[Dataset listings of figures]
## Start

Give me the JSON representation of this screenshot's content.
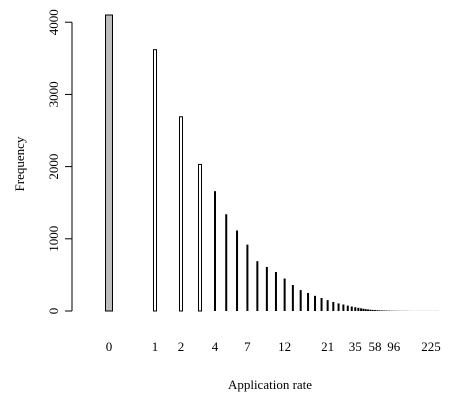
{
  "chart_data": {
    "type": "bar",
    "xlabel": "Application rate",
    "ylabel": "Frequency",
    "ylim": [
      0,
      4100
    ],
    "y_ticks": [
      0,
      1000,
      2000,
      3000,
      4000
    ],
    "x_tick_labels": [
      "0",
      "1",
      "2",
      "4",
      "7",
      "12",
      "21",
      "35",
      "58",
      "96",
      "225"
    ],
    "x_tick_label_bar_index": [
      0,
      1,
      2,
      4,
      7,
      11,
      17,
      23,
      31,
      39,
      55
    ],
    "bar_fill_first": "#bdbdbd",
    "bar_fill": "#ffffff",
    "values": [
      4100,
      3620,
      2690,
      2030,
      1660,
      1340,
      1115,
      920,
      690,
      610,
      540,
      450,
      360,
      290,
      250,
      210,
      180,
      150,
      125,
      105,
      90,
      75,
      62,
      52,
      44,
      37,
      31,
      26,
      22,
      18,
      15,
      13,
      11,
      9,
      8,
      7,
      6,
      5,
      4,
      4,
      3,
      3,
      2,
      2,
      2,
      2,
      1,
      1,
      1,
      1,
      1,
      1,
      1,
      1,
      1,
      1,
      1,
      1,
      1
    ]
  }
}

## End

Exercise description: Leave out the pictures and transcribe the entries above exactly.

Written solution:
Give me the JSON representation of this screenshot's content.
{
  "chart_data": {
    "type": "bar",
    "xlabel": "Application rate",
    "ylabel": "Frequency",
    "ylim": [
      0,
      4100
    ],
    "y_ticks": [
      0,
      1000,
      2000,
      3000,
      4000
    ],
    "x_tick_labels": [
      "0",
      "1",
      "2",
      "4",
      "7",
      "12",
      "21",
      "35",
      "58",
      "96",
      "225"
    ],
    "x_tick_label_bar_index": [
      0,
      1,
      2,
      4,
      7,
      11,
      17,
      23,
      31,
      39,
      55
    ],
    "bar_fill_first": "#bdbdbd",
    "bar_fill": "#ffffff",
    "values": [
      4100,
      3620,
      2690,
      2030,
      1660,
      1340,
      1115,
      920,
      690,
      610,
      540,
      450,
      360,
      290,
      250,
      210,
      180,
      150,
      125,
      105,
      90,
      75,
      62,
      52,
      44,
      37,
      31,
      26,
      22,
      18,
      15,
      13,
      11,
      9,
      8,
      7,
      6,
      5,
      4,
      4,
      3,
      3,
      2,
      2,
      2,
      2,
      1,
      1,
      1,
      1,
      1,
      1,
      1,
      1,
      1,
      1,
      1,
      1,
      1
    ]
  }
}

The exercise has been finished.